Your goal
Transcribe the material word for word, but without the images.

Figure contents as structured data
━━━━━━━━━━━━━━━━━━━━

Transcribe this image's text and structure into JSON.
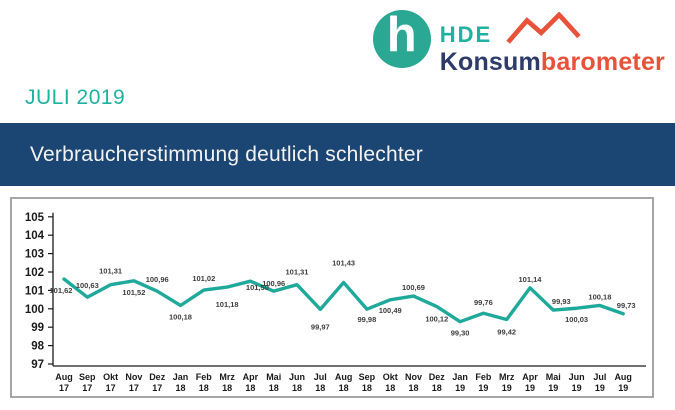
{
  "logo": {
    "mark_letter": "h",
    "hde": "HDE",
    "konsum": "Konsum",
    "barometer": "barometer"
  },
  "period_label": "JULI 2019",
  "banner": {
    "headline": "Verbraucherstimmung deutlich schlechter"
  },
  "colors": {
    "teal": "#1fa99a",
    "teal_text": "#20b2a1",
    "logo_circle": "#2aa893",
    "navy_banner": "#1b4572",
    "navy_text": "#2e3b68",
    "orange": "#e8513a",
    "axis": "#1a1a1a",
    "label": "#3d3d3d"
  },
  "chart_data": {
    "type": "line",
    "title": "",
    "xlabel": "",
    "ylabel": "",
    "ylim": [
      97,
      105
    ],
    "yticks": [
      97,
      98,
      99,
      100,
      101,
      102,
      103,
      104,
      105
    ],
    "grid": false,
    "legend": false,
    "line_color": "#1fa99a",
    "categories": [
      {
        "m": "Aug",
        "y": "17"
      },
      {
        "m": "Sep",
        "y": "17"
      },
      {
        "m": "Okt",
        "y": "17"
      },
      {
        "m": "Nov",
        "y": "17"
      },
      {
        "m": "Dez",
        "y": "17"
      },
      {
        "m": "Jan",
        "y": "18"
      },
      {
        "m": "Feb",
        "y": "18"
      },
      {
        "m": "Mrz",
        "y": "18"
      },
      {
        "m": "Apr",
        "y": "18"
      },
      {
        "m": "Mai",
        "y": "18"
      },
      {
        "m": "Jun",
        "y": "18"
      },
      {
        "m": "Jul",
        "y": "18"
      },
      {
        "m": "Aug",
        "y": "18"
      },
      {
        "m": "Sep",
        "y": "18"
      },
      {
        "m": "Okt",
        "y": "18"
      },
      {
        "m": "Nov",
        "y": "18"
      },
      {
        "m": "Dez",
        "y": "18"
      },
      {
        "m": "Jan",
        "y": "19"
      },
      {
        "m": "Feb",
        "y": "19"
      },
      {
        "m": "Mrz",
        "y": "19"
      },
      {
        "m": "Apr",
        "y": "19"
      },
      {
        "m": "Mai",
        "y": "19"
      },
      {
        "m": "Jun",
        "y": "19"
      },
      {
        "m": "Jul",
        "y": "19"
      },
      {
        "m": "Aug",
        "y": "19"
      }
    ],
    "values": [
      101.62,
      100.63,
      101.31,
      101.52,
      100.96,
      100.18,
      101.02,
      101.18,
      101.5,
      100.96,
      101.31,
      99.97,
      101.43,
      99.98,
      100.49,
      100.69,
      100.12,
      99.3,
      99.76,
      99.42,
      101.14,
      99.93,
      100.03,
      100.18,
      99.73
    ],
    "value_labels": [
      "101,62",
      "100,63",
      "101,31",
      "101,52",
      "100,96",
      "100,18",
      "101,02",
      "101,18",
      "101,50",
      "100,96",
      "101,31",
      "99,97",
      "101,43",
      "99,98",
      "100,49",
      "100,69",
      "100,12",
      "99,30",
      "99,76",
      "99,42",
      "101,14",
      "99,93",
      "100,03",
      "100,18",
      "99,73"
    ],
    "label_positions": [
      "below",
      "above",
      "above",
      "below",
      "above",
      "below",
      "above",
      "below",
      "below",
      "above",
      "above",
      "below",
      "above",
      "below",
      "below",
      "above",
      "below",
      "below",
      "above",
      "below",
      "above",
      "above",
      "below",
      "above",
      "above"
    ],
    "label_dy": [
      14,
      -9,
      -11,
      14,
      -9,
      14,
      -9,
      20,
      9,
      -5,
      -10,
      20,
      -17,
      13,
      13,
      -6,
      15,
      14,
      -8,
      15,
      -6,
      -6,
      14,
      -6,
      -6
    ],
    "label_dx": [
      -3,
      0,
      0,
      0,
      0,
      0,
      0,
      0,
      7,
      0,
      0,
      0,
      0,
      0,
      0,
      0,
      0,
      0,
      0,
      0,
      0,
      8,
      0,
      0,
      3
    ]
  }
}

━━━━━━━━━━━━━━━━━━━━

The output
Transcribe this image's text and structure into JSON.
{
  "logo": {
    "mark_letter": "h",
    "hde": "HDE",
    "konsum": "Konsum",
    "barometer": "barometer"
  },
  "period_label": "JULI 2019",
  "banner": {
    "headline": "Verbraucherstimmung deutlich schlechter"
  },
  "colors": {
    "teal": "#1fa99a",
    "teal_text": "#20b2a1",
    "logo_circle": "#2aa893",
    "navy_banner": "#1b4572",
    "navy_text": "#2e3b68",
    "orange": "#e8513a",
    "axis": "#1a1a1a",
    "label": "#3d3d3d"
  },
  "chart_data": {
    "type": "line",
    "title": "",
    "xlabel": "",
    "ylabel": "",
    "ylim": [
      97,
      105
    ],
    "yticks": [
      97,
      98,
      99,
      100,
      101,
      102,
      103,
      104,
      105
    ],
    "grid": false,
    "legend": false,
    "line_color": "#1fa99a",
    "categories": [
      {
        "m": "Aug",
        "y": "17"
      },
      {
        "m": "Sep",
        "y": "17"
      },
      {
        "m": "Okt",
        "y": "17"
      },
      {
        "m": "Nov",
        "y": "17"
      },
      {
        "m": "Dez",
        "y": "17"
      },
      {
        "m": "Jan",
        "y": "18"
      },
      {
        "m": "Feb",
        "y": "18"
      },
      {
        "m": "Mrz",
        "y": "18"
      },
      {
        "m": "Apr",
        "y": "18"
      },
      {
        "m": "Mai",
        "y": "18"
      },
      {
        "m": "Jun",
        "y": "18"
      },
      {
        "m": "Jul",
        "y": "18"
      },
      {
        "m": "Aug",
        "y": "18"
      },
      {
        "m": "Sep",
        "y": "18"
      },
      {
        "m": "Okt",
        "y": "18"
      },
      {
        "m": "Nov",
        "y": "18"
      },
      {
        "m": "Dez",
        "y": "18"
      },
      {
        "m": "Jan",
        "y": "19"
      },
      {
        "m": "Feb",
        "y": "19"
      },
      {
        "m": "Mrz",
        "y": "19"
      },
      {
        "m": "Apr",
        "y": "19"
      },
      {
        "m": "Mai",
        "y": "19"
      },
      {
        "m": "Jun",
        "y": "19"
      },
      {
        "m": "Jul",
        "y": "19"
      },
      {
        "m": "Aug",
        "y": "19"
      }
    ],
    "values": [
      101.62,
      100.63,
      101.31,
      101.52,
      100.96,
      100.18,
      101.02,
      101.18,
      101.5,
      100.96,
      101.31,
      99.97,
      101.43,
      99.98,
      100.49,
      100.69,
      100.12,
      99.3,
      99.76,
      99.42,
      101.14,
      99.93,
      100.03,
      100.18,
      99.73
    ],
    "value_labels": [
      "101,62",
      "100,63",
      "101,31",
      "101,52",
      "100,96",
      "100,18",
      "101,02",
      "101,18",
      "101,50",
      "100,96",
      "101,31",
      "99,97",
      "101,43",
      "99,98",
      "100,49",
      "100,69",
      "100,12",
      "99,30",
      "99,76",
      "99,42",
      "101,14",
      "99,93",
      "100,03",
      "100,18",
      "99,73"
    ],
    "label_positions": [
      "below",
      "above",
      "above",
      "below",
      "above",
      "below",
      "above",
      "below",
      "below",
      "above",
      "above",
      "below",
      "above",
      "below",
      "below",
      "above",
      "below",
      "below",
      "above",
      "below",
      "above",
      "above",
      "below",
      "above",
      "above"
    ],
    "label_dy": [
      14,
      -9,
      -11,
      14,
      -9,
      14,
      -9,
      20,
      9,
      -5,
      -10,
      20,
      -17,
      13,
      13,
      -6,
      15,
      14,
      -8,
      15,
      -6,
      -6,
      14,
      -6,
      -6
    ],
    "label_dx": [
      -3,
      0,
      0,
      0,
      0,
      0,
      0,
      0,
      7,
      0,
      0,
      0,
      0,
      0,
      0,
      0,
      0,
      0,
      0,
      0,
      0,
      8,
      0,
      0,
      3
    ]
  }
}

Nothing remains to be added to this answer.